REQUIRED TASK:
Return the listing below unchanged, minus its pictures.

[START OF SUPPLIED DATA]

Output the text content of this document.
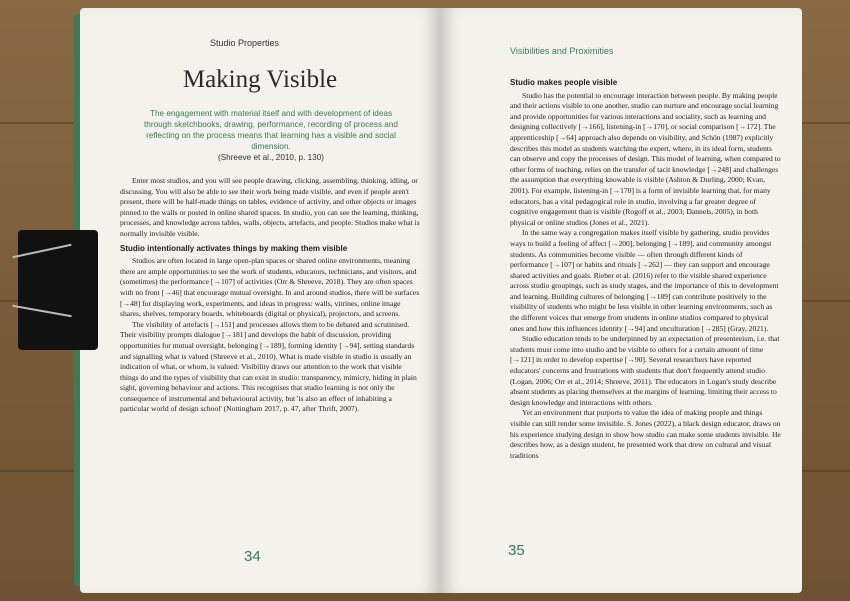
Studio Properties
Making Visible
The engagement with material itself and with development of ideas through sketchbooks, drawing, performance, recording of process and reflecting on the process means that learning has a visible and social dimension.
(Shreeve et al., 2010, p. 130)

Enter most studios, and you will see people drawing, clicking, assembling, thinking, idling, or discussing. You will also be able to see their work being made visible, and even if people aren't present, there will be half-made things on tables, evidence of activity, and other objects or images pinned to the walls or posted in online shared spaces. In studio, you can see the learning, thinking, processes, and knowledge across tables, walls, objects, artefacts, and people. Studios make what is normally invisible visible.

Studio intentionally activates things by making them visible

Studios are often located in large open-plan spaces or shared online environments, meaning there are ample opportunities to see the work of students, educators, technicians, and visitors, and (sometimes) the performance [→107] of activities (Orr & Shreeve, 2018). They are often spaces with no front [→46] that encourage mutual oversight. In and around studios, there will be surfaces [→48] for displaying work, experiments, and ideas in progress: walls, vitrines, online image shares, shelves, temporary boards, whiteboards (digital or physical), projectors, and screens.

The visibility of artefacts [→151] and processes allows them to be debated and scrutinised. Their visibility prompts dialogue [→181] and develops the habit of discussion, providing opportunities for mutual oversight, belonging [→189], forming identity [→94], setting standards and signalling what is valued (Shreeve et al., 2010). What is made visible in studio is usually an indication of what, or whom, is valued: Visibility draws our attention to the work that visible things do and the types of visibility that can exist in studio: transparency, mimicry, hiding in plain sight, governing behaviour and actions. This recognises that studio learning is not only the consequence of instrumental and behavioural activity, but 'is also an effect of inhabiting a particular world of design school' (Nottingham 2017, p. 47, after Thrift, 2007).

34
Visibilities and Proximities
Studio makes people visible

Studio has the potential to encourage interaction between people. By making people and their actions visible to one another, studio can nurture and encourage social learning and provide opportunities for various interactions and sociality, such as learning and designing collectively [→166], listening-in [→170], or social comparison [→172]. The apprenticeship [→64] approach also depends on visibility, and Schön (1987) explicitly describes this model as students watching the expert, where, in its ideal form, students can observe and copy the processes of design. This model of learning, when compared to other forms of teaching, relies on the transfer of tacit knowledge [→248] and challenges the assumption that everything knowable is visible (Ashton & Durling, 2000; Kvan, 2001). For example, listening-in [→170] is a form of invisible learning that, for many educators, has a vital pedagogical role in studio, involving a far greater degree of cognitive engagement than is visible (Rogoff et al., 2003; Dannels, 2005), in both physical or online studios (Jones et al., 2021).

In the same way a congregation makes itself visible by gathering, studio provides ways to build a feeling of affect [→200], belonging [→189], and community amongst students. As communities become visible — often through different kinds of performance [→107] or habits and rituals [→262] — they can support and encourage shared activities and goals. Rieber et al. (2016) refer to the visible shared experience across studio groupings, such as study stages, and the importance of this to development and learning. Building cultures of belonging [→189] can contribute positively to the visibility of students who might be less visible in other learning environments, such as the different voices that emerge from students in online studios compared to physical ones and how this influences identity [→94] and enculturation [→285] (Gray, 2021).

Studio education tends to be underpinned by an expectation of presenteeism, i.e. that students must come into studio and be visible to others for a certain amount of time [→121] in order to develop expertise [→90]. Several researchers have reported educators' concerns and frustrations with students that don't frequently attend studio (Logan, 2006; Orr et al., 2014; Shreeve, 2011). The educators in Logan's study describe absent students as placing themselves at the margins of learning, limiting their access to design knowledge and interactions with others.

Yet an environment that purports to value the idea of making people and things visible can still render some invisible. S. Jones (2022), a black design educator, draws on his experience studying design to show how studio can make some students invisible. He describes how, as a design student, he presented work that drew on cultural and visual traditions

35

[END OF SUPPLIED DATA]

RESULT BELOW:
Output the text content of this document.
Studio Properties
Making Visible
The engagement with material itself and with development of ideas through sketchbooks, drawing, performance, recording of process and reflecting on the process means that learning has a visible and social dimension.
(Shreeve et al., 2010, p. 130)

Enter most studios, and you will see people drawing, clicking, assembling, thinking, idling, or discussing. You will also be able to see their work being made visible, and even if people aren't present, there will be half-made things on tables, evidence of activity, and other objects or images pinned to the walls or posted in online shared spaces. In studio, you can see the learning, thinking, processes, and knowledge across tables, walls, objects, artefacts, and people. Studios make what is normally invisible visible.

Studio intentionally activates things by making them visible

Studios are often located in large open-plan spaces or shared online environments, meaning there are ample opportunities to see the work of students, educators, technicians, and visitors, and (sometimes) the performance [→107] of activities (Orr & Shreeve, 2018). They are often spaces with no front [→46] that encourage mutual oversight. In and around studios, there will be surfaces [→48] for displaying work, experiments, and ideas in progress: walls, vitrines, online image shares, shelves, temporary boards, whiteboards (digital or physical), projectors, and screens.

The visibility of artefacts [→151] and processes allows them to be debated and scrutinised. Their visibility prompts dialogue [→181] and develops the habit of discussion, providing opportunities for mutual oversight, belonging [→189], forming identity [→94], setting standards and signalling what is valued (Shreeve et al., 2010). What is made visible in studio is usually an indication of what, or whom, is valued: Visibility draws our attention to the work that visible things do and the types of visibility that can exist in studio: transparency, mimicry, hiding in plain sight, governing behaviour and actions. This recognises that studio learning is not only the consequence of instrumental and behavioural activity, but 'is also an effect of inhabiting a particular world of design school' (Nottingham 2017, p. 47, after Thrift, 2007).

34
Visibilities and Proximities
Studio makes people visible

Studio has the potential to encourage interaction between people. By making people and their actions visible to one another, studio can nurture and encourage social learning and provide opportunities for various interactions and sociality, such as learning and designing collectively [→166], listening-in [→170], or social comparison [→172]. The apprenticeship [→64] approach also depends on visibility, and Schön (1987) explicitly describes this model as students watching the expert, where, in its ideal form, students can observe and copy the processes of design. This model of learning, when compared to other forms of teaching, relies on the transfer of tacit knowledge [→248] and challenges the assumption that everything knowable is visible (Ashton & Durling, 2000; Kvan, 2001). For example, listening-in [→170] is a form of invisible learning that, for many educators, has a vital pedagogical role in studio, involving a far greater degree of cognitive engagement than is visible (Rogoff et al., 2003; Dannels, 2005), in both physical or online studios (Jones et al., 2021).

In the same way a congregation makes itself visible by gathering, studio provides ways to build a feeling of affect [→200], belonging [→189], and community amongst students. As communities become visible — often through different kinds of performance [→107] or habits and rituals [→262] — they can support and encourage shared activities and goals. Rieber et al. (2016) refer to the visible shared experience across studio groupings, such as study stages, and the importance of this to development and learning. Building cultures of belonging [→189] can contribute positively to the visibility of students who might be less visible in other learning environments, such as the different voices that emerge from students in online studios compared to physical ones and how this influences identity [→94] and enculturation [→285] (Gray, 2021).

Studio education tends to be underpinned by an expectation of presenteeism, i.e. that students must come into studio and be visible to others for a certain amount of time [→121] in order to develop expertise [→90]. Several researchers have reported educators' concerns and frustrations with students that don't frequently attend studio (Logan, 2006; Orr et al., 2014; Shreeve, 2011). The educators in Logan's study describe absent students as placing themselves at the margins of learning, limiting their access to design knowledge and interactions with others.

Yet an environment that purports to value the idea of making people and things visible can still render some invisible. S. Jones (2022), a black design educator, draws on his experience studying design to show how studio can make some students invisible. He describes how, as a design student, he presented work that drew on cultural and visual traditions

35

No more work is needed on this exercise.